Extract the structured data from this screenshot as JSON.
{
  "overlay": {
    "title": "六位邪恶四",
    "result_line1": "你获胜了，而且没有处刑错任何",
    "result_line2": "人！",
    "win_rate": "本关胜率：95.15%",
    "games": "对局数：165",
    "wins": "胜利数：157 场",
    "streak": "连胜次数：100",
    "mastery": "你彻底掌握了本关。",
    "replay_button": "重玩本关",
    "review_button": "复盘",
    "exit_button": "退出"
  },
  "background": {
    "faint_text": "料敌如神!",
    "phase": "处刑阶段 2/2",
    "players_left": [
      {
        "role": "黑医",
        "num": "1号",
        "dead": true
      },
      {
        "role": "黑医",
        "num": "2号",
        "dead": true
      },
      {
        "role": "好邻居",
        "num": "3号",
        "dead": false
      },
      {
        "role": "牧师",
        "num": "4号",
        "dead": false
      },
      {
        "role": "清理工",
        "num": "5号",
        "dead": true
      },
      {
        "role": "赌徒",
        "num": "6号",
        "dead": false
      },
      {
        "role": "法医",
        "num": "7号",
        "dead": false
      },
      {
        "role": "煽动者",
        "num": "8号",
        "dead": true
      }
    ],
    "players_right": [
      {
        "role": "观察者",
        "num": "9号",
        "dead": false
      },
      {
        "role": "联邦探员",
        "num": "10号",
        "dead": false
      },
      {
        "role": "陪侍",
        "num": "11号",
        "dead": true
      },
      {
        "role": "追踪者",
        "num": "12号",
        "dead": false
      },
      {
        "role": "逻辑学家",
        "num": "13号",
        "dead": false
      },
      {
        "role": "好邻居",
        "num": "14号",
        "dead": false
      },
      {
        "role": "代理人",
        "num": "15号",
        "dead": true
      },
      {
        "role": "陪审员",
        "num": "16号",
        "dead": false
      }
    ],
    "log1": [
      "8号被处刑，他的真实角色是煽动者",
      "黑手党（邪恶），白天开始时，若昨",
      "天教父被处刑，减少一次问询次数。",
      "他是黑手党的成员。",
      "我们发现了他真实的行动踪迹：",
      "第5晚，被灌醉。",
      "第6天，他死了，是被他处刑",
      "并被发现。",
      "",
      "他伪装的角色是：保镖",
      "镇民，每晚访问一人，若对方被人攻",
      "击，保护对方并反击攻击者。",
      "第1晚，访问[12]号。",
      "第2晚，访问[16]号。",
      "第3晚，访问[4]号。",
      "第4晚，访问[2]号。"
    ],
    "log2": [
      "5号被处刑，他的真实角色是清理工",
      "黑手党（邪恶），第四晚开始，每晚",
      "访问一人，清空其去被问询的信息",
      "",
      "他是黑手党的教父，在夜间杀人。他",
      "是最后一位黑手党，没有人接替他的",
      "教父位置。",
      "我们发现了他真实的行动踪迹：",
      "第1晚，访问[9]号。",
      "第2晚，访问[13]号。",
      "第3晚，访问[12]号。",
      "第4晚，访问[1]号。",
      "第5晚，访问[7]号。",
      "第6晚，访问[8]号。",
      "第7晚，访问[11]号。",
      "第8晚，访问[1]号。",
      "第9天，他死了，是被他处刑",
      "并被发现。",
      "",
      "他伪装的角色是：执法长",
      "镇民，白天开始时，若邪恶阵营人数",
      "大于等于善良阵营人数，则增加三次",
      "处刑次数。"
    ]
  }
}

▶ [YOUR INSTRUCTIONS]:
Copy out all the entries shown above, character for character.

▶ [RESPONSE]:
Extract the structured data from this screenshot as JSON.
{
  "overlay": {
    "title": "六位邪恶四",
    "result_line1": "你获胜了，而且没有处刑错任何",
    "result_line2": "人！",
    "win_rate": "本关胜率：95.15%",
    "games": "对局数：165",
    "wins": "胜利数：157 场",
    "streak": "连胜次数：100",
    "mastery": "你彻底掌握了本关。",
    "replay_button": "重玩本关",
    "review_button": "复盘",
    "exit_button": "退出"
  },
  "background": {
    "faint_text": "料敌如神!",
    "phase": "处刑阶段 2/2",
    "players_left": [
      {
        "role": "黑医",
        "num": "1号",
        "dead": true
      },
      {
        "role": "黑医",
        "num": "2号",
        "dead": true
      },
      {
        "role": "好邻居",
        "num": "3号",
        "dead": false
      },
      {
        "role": "牧师",
        "num": "4号",
        "dead": false
      },
      {
        "role": "清理工",
        "num": "5号",
        "dead": true
      },
      {
        "role": "赌徒",
        "num": "6号",
        "dead": false
      },
      {
        "role": "法医",
        "num": "7号",
        "dead": false
      },
      {
        "role": "煽动者",
        "num": "8号",
        "dead": true
      }
    ],
    "players_right": [
      {
        "role": "观察者",
        "num": "9号",
        "dead": false
      },
      {
        "role": "联邦探员",
        "num": "10号",
        "dead": false
      },
      {
        "role": "陪侍",
        "num": "11号",
        "dead": true
      },
      {
        "role": "追踪者",
        "num": "12号",
        "dead": false
      },
      {
        "role": "逻辑学家",
        "num": "13号",
        "dead": false
      },
      {
        "role": "好邻居",
        "num": "14号",
        "dead": false
      },
      {
        "role": "代理人",
        "num": "15号",
        "dead": true
      },
      {
        "role": "陪审员",
        "num": "16号",
        "dead": false
      }
    ],
    "log1": [
      "8号被处刑，他的真实角色是煽动者",
      "黑手党（邪恶），白天开始时，若昨",
      "天教父被处刑，减少一次问询次数。",
      "他是黑手党的成员。",
      "我们发现了他真实的行动踪迹：",
      "第5晚，被灌醉。",
      "第6天，他死了，是被他处刑",
      "并被发现。",
      "",
      "他伪装的角色是：保镖",
      "镇民，每晚访问一人，若对方被人攻",
      "击，保护对方并反击攻击者。",
      "第1晚，访问[12]号。",
      "第2晚，访问[16]号。",
      "第3晚，访问[4]号。",
      "第4晚，访问[2]号。"
    ],
    "log2": [
      "5号被处刑，他的真实角色是清理工",
      "黑手党（邪恶），第四晚开始，每晚",
      "访问一人，清空其去被问询的信息",
      "",
      "他是黑手党的教父，在夜间杀人。他",
      "是最后一位黑手党，没有人接替他的",
      "教父位置。",
      "我们发现了他真实的行动踪迹：",
      "第1晚，访问[9]号。",
      "第2晚，访问[13]号。",
      "第3晚，访问[12]号。",
      "第4晚，访问[1]号。",
      "第5晚，访问[7]号。",
      "第6晚，访问[8]号。",
      "第7晚，访问[11]号。",
      "第8晚，访问[1]号。",
      "第9天，他死了，是被他处刑",
      "并被发现。",
      "",
      "他伪装的角色是：执法长",
      "镇民，白天开始时，若邪恶阵营人数",
      "大于等于善良阵营人数，则增加三次",
      "处刑次数。"
    ]
  }
}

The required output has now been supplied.